### Stated problem
Take every line from the listing below that contains "stocks".

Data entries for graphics
--- BEGIN ---

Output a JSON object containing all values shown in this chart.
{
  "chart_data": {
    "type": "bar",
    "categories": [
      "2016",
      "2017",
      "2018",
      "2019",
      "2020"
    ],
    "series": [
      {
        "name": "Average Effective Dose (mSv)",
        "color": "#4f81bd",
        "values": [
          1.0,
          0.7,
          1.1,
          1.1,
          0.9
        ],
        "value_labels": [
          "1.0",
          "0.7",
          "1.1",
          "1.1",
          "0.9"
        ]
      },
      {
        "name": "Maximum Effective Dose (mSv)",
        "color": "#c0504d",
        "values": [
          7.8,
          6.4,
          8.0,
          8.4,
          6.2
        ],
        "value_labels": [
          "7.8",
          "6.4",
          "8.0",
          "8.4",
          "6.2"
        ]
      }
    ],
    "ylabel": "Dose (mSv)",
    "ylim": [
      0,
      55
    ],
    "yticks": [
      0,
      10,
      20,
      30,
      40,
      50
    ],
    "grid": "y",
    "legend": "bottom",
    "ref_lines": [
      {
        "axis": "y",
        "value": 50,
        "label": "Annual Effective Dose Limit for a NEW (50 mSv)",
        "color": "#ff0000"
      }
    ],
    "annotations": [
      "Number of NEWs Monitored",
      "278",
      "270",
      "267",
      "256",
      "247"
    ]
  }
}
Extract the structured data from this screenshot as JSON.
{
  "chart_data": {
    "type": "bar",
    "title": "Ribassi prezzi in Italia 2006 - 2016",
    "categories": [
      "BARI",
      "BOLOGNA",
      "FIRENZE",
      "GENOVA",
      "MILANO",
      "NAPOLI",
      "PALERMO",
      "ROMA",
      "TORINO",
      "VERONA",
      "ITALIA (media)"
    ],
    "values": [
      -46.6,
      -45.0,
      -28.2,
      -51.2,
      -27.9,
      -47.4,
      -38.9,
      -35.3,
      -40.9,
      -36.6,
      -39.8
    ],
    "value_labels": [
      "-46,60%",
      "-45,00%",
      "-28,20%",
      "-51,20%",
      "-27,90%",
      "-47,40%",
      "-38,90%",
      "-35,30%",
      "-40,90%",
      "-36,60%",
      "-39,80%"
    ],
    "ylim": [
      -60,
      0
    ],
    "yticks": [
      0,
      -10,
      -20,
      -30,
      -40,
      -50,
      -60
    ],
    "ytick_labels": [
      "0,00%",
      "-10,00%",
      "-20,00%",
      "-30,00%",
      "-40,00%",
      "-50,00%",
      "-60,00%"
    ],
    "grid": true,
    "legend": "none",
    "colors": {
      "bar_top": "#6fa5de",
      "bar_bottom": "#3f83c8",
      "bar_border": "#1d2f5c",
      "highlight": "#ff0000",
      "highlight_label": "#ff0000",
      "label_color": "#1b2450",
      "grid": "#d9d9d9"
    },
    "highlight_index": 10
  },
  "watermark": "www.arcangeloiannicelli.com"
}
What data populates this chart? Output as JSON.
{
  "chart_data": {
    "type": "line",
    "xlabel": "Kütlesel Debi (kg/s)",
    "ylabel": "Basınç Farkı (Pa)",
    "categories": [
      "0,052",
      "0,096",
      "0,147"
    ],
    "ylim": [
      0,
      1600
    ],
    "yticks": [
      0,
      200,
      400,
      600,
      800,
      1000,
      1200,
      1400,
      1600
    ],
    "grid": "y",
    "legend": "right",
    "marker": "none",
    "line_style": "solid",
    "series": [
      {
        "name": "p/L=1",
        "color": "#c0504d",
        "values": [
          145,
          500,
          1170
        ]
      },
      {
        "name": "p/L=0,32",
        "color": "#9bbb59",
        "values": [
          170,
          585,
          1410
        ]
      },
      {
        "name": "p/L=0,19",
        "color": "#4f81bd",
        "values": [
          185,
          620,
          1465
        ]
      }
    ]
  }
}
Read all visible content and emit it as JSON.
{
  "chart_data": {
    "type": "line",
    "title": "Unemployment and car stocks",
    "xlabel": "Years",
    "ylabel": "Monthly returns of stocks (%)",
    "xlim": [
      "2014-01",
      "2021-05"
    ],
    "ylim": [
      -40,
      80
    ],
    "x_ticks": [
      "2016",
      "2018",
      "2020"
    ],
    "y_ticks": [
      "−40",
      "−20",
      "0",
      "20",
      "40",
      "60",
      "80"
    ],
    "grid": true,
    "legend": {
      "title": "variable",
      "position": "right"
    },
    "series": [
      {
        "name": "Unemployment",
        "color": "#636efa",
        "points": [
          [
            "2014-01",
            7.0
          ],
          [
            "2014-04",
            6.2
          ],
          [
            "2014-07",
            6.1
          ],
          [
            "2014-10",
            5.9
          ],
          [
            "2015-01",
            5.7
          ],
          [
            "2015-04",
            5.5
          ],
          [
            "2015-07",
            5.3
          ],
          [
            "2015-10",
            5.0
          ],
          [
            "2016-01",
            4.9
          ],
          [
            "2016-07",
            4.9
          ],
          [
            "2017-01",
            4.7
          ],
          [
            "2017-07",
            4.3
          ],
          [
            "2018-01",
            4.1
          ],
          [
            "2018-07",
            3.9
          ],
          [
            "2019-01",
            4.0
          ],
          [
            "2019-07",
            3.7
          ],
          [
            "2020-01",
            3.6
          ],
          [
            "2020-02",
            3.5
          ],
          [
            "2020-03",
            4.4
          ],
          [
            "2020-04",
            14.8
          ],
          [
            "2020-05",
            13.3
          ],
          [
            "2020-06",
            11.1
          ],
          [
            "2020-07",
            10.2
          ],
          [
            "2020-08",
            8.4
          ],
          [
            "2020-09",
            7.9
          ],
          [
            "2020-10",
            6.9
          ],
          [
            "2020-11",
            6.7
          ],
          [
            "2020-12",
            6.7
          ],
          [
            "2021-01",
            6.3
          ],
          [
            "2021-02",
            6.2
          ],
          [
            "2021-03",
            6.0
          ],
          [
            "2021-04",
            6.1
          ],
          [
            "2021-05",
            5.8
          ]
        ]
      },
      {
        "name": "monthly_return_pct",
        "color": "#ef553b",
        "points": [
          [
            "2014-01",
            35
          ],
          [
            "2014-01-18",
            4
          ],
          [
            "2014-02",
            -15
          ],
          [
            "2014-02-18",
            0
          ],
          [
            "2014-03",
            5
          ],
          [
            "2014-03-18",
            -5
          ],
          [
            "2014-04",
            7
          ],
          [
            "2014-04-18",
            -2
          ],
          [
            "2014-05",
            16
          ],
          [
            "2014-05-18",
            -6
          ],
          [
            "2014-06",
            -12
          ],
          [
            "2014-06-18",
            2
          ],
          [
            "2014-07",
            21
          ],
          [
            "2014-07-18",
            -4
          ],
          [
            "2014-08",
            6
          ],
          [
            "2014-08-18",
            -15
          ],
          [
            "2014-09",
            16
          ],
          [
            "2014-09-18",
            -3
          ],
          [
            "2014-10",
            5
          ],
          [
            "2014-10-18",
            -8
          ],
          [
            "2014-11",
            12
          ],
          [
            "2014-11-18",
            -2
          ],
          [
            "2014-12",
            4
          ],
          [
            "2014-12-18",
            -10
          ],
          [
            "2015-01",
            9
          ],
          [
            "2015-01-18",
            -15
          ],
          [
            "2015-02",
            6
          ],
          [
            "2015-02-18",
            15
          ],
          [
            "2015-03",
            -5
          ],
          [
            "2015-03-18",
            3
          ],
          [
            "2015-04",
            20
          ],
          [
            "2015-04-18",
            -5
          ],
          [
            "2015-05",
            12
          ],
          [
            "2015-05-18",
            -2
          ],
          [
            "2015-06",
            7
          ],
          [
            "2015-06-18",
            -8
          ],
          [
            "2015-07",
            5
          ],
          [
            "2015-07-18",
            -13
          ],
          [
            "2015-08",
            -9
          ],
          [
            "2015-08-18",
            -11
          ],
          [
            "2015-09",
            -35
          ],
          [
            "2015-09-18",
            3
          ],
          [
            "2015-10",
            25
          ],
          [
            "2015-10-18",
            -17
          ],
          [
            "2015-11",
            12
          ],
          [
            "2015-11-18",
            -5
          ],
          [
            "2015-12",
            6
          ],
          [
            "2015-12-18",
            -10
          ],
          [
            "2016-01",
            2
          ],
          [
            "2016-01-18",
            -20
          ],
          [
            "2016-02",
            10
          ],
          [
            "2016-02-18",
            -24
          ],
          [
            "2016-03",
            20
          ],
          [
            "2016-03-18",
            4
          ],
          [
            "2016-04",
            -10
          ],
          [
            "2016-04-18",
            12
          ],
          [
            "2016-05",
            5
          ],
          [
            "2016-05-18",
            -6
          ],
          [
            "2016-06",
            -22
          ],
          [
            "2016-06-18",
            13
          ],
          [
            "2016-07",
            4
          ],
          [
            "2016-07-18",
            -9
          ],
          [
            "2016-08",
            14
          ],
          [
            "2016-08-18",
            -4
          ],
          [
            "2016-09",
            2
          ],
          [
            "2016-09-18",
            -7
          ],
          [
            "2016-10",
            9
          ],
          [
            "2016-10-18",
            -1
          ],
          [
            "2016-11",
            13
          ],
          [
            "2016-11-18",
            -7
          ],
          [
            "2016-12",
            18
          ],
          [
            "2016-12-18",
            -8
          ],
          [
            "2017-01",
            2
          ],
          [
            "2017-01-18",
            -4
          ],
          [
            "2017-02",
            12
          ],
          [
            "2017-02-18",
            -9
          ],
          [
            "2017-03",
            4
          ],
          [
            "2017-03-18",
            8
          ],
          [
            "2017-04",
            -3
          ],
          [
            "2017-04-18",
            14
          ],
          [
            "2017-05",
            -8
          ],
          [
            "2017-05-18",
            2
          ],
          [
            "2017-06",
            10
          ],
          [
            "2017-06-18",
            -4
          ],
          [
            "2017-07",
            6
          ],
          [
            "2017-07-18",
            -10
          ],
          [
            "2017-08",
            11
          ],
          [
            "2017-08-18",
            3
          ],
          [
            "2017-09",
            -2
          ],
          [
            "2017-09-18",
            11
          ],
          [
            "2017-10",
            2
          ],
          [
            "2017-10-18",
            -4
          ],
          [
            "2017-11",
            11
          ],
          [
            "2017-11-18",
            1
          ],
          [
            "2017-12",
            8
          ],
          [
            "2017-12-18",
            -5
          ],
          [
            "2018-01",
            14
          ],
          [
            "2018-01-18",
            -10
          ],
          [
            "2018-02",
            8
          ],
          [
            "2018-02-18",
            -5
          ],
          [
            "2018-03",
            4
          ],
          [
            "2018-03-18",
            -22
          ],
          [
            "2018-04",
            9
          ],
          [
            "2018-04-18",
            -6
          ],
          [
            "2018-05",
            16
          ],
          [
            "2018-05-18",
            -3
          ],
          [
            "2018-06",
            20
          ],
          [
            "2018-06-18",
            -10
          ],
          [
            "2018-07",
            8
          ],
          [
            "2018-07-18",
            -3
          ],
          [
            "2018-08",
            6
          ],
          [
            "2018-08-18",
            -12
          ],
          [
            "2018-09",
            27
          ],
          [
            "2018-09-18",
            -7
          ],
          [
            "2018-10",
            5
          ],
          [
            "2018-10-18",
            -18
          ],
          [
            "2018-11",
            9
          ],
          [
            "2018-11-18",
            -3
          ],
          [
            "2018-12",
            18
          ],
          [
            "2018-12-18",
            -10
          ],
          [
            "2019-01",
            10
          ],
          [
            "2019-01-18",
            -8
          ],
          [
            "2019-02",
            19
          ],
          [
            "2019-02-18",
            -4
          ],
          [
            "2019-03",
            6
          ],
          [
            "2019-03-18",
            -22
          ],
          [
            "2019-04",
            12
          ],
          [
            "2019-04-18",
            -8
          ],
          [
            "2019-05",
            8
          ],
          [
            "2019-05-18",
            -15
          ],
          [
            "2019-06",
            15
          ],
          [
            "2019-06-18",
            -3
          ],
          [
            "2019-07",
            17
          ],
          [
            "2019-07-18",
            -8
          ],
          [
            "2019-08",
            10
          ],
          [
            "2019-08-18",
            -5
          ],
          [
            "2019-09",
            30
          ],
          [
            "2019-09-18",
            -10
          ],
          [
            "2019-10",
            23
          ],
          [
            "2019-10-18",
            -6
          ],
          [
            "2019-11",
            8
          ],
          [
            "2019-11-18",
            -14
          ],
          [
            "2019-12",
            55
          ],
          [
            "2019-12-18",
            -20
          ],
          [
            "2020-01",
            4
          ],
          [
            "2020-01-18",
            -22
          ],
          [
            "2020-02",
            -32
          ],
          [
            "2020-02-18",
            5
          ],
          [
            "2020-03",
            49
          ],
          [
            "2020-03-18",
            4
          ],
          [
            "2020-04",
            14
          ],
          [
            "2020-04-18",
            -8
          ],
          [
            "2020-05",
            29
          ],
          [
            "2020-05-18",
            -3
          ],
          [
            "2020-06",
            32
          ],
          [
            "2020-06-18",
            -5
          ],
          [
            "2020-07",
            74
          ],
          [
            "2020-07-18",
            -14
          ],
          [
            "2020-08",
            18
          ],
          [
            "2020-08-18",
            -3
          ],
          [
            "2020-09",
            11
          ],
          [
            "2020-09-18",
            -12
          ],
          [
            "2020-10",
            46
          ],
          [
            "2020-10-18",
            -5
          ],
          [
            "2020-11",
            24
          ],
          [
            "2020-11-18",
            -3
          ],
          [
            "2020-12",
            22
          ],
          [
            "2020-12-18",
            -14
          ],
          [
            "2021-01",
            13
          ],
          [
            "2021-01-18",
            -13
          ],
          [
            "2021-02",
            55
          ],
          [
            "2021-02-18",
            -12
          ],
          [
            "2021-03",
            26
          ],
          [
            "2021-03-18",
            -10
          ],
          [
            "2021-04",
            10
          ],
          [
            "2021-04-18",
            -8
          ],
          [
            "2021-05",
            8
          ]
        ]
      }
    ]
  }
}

--- END ---

### Written response
    "title": "Unemployment and car stocks",
    "ylabel": "Monthly returns of stocks (%)",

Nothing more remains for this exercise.